◆ BRIEF: How many lines of the data include the string "Scolaire"? State the number and nothing else.

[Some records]
──────────────────────────────

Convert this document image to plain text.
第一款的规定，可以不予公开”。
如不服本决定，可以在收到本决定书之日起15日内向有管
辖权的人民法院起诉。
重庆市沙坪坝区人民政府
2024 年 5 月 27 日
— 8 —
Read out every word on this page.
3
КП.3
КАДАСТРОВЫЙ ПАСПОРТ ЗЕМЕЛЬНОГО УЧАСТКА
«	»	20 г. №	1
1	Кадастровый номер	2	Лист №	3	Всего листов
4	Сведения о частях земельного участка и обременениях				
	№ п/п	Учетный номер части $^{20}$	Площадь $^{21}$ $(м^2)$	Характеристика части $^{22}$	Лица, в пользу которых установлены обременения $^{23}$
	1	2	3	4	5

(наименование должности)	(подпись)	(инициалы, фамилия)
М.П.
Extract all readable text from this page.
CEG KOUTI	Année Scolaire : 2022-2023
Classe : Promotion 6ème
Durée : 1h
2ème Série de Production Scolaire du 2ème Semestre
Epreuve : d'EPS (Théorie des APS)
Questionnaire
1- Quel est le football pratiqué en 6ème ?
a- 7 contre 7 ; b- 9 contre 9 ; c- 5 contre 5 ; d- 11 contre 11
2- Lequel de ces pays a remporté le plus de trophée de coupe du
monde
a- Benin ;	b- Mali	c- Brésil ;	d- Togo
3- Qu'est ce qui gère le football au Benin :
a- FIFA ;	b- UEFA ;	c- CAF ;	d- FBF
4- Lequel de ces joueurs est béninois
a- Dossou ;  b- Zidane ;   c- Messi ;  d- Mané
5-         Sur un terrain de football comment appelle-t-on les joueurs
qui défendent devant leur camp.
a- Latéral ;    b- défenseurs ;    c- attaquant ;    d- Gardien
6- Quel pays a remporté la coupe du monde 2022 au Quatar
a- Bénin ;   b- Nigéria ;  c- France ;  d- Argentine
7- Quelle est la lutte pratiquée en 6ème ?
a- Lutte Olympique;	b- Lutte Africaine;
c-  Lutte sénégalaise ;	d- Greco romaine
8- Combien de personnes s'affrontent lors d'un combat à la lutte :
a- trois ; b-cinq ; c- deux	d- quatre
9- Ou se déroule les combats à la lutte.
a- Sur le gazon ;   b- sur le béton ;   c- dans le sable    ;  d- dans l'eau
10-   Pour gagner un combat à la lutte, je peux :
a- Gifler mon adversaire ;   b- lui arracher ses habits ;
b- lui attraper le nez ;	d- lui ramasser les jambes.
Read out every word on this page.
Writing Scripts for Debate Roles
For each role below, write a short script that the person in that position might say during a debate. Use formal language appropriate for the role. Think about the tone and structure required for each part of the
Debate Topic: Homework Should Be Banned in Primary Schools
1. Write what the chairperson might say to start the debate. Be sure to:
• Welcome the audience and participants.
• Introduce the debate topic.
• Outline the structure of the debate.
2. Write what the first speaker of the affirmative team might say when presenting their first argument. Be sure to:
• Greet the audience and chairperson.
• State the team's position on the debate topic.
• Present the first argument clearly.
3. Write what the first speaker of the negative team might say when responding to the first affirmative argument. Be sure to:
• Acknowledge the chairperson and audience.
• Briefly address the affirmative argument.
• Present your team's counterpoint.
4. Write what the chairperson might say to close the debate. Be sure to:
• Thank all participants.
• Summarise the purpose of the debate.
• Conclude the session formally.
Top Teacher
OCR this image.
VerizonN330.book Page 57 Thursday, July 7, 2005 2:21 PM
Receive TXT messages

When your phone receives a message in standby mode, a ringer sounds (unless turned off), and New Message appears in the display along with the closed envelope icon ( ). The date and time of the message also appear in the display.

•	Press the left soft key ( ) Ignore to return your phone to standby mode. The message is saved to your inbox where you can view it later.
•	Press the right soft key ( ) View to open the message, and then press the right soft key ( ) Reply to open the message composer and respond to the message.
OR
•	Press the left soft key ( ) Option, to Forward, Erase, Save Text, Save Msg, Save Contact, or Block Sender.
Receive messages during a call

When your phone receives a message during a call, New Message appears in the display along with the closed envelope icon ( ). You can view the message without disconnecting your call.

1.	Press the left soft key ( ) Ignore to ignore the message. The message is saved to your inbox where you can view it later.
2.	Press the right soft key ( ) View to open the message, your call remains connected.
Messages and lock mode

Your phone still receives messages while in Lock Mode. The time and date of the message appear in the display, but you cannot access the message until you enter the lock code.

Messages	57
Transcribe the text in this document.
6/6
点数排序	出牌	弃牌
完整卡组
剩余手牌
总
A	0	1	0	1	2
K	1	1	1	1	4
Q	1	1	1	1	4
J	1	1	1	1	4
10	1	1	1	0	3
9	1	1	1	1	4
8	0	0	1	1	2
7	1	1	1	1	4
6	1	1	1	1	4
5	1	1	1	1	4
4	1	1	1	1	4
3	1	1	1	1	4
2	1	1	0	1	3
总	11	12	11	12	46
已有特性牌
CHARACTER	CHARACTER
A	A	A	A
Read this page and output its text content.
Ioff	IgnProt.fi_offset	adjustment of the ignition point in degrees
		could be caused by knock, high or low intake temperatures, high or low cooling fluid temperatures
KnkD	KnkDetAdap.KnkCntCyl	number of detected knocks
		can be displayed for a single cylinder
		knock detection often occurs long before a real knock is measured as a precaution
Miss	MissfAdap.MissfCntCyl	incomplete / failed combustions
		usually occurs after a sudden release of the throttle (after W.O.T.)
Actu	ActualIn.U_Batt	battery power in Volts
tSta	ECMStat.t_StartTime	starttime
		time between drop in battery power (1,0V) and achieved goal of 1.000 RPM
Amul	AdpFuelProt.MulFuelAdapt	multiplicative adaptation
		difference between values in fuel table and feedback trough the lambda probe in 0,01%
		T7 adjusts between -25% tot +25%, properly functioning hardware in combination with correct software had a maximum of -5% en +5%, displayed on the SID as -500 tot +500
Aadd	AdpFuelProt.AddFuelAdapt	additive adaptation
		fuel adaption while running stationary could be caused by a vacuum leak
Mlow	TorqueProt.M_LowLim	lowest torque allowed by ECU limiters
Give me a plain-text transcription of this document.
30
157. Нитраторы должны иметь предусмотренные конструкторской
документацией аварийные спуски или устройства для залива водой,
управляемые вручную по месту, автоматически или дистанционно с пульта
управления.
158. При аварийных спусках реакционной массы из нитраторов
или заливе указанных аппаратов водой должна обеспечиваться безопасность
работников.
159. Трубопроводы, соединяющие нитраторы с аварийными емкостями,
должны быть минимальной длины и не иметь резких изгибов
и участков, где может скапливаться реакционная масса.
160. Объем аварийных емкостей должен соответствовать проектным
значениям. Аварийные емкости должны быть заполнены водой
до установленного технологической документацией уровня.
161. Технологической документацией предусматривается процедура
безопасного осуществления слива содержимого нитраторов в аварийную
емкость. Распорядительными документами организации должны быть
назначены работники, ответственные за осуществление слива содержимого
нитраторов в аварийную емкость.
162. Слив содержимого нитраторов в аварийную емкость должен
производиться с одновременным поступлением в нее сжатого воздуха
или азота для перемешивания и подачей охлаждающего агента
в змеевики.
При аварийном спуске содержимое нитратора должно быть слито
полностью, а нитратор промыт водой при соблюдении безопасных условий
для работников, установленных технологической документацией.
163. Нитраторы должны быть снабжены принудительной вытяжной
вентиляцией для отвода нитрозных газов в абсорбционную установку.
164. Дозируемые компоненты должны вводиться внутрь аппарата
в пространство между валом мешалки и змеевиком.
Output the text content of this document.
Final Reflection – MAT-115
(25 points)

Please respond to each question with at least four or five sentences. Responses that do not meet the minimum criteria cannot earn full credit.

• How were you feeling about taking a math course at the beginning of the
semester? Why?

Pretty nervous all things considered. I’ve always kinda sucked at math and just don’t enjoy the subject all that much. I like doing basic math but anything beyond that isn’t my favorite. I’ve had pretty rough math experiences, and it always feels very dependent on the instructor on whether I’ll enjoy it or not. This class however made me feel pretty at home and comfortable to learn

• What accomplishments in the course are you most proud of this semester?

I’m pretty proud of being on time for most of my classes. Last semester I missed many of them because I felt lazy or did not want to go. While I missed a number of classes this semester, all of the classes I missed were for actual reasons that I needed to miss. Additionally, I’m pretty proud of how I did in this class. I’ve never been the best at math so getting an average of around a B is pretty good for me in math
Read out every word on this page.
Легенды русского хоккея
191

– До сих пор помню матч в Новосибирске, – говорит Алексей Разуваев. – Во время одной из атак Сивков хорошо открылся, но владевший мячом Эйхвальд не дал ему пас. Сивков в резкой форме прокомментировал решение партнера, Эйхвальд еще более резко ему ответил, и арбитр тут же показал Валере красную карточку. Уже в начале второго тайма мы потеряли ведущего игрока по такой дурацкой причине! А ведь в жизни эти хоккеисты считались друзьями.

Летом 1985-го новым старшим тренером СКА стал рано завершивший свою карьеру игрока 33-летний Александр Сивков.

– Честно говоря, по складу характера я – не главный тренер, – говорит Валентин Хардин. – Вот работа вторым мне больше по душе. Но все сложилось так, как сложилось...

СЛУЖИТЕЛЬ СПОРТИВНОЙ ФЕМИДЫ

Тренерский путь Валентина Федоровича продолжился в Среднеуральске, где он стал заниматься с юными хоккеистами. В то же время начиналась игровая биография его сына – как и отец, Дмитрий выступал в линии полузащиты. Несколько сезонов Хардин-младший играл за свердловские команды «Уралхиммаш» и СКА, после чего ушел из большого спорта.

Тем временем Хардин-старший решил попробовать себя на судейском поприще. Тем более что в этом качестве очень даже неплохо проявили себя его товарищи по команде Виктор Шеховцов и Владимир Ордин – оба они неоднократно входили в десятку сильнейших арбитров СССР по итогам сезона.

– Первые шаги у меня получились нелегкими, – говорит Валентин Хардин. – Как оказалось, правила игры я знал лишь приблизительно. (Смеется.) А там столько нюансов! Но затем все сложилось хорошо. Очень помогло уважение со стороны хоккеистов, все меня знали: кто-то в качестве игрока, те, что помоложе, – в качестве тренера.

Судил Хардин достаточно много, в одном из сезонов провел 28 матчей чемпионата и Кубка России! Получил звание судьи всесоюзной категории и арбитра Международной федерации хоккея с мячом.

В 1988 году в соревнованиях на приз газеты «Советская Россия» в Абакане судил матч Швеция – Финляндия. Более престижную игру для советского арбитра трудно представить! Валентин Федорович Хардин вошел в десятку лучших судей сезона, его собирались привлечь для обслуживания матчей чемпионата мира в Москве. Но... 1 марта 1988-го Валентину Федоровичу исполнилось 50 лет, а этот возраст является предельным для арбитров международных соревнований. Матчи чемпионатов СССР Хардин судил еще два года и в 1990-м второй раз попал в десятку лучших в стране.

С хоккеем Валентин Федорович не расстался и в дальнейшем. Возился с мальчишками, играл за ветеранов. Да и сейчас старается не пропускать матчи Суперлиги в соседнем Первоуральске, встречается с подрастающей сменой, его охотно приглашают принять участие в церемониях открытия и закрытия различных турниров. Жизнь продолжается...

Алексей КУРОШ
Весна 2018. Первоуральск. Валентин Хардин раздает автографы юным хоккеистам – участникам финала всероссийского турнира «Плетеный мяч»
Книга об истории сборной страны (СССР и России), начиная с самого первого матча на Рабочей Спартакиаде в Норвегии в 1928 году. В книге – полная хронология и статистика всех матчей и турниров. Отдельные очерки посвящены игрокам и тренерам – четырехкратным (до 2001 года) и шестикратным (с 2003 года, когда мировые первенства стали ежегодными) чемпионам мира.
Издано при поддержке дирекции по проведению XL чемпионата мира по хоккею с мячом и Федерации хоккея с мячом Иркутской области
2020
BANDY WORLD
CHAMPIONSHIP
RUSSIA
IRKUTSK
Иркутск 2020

──────────────────────────────

◆ EXERCISE OUTPUT: 2